- _Description of the task_: Return each line containing the string "name".

- _Input records_:
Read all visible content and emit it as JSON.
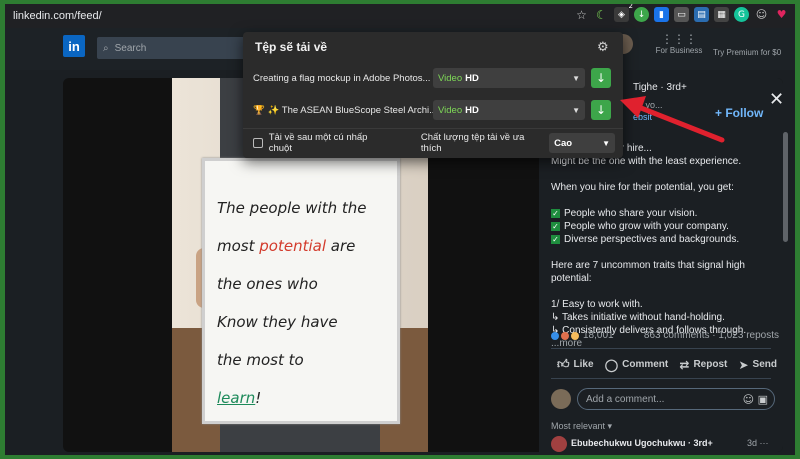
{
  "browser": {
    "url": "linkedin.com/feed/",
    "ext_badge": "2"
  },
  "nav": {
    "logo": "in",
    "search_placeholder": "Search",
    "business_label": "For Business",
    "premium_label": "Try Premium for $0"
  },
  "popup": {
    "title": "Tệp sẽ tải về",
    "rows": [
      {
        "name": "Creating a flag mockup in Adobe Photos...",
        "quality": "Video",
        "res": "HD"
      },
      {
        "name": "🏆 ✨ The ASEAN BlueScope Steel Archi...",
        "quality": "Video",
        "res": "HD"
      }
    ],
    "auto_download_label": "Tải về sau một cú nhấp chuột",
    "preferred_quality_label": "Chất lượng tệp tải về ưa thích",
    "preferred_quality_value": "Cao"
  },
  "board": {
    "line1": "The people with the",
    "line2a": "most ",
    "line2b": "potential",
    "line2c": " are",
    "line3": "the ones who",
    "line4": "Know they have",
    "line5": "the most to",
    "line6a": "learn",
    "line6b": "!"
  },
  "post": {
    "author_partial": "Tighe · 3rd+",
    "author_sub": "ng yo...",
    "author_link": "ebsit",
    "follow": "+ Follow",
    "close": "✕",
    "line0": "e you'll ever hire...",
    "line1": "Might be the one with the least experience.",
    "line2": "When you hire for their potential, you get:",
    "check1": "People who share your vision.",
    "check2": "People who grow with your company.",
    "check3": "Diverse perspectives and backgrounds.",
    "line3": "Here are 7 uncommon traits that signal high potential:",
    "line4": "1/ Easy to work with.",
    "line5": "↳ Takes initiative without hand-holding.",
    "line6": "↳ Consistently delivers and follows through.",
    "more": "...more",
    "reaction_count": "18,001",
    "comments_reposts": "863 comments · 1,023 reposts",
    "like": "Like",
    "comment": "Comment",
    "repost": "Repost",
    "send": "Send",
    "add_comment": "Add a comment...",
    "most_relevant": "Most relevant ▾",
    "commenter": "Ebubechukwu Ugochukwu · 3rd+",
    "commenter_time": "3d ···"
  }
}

- _Worked solution_:
        "name": "Creating a flag mockup in Adobe Photos...",
        "name": "🏆 ✨ The ASEAN BlueScope Steel Archi...",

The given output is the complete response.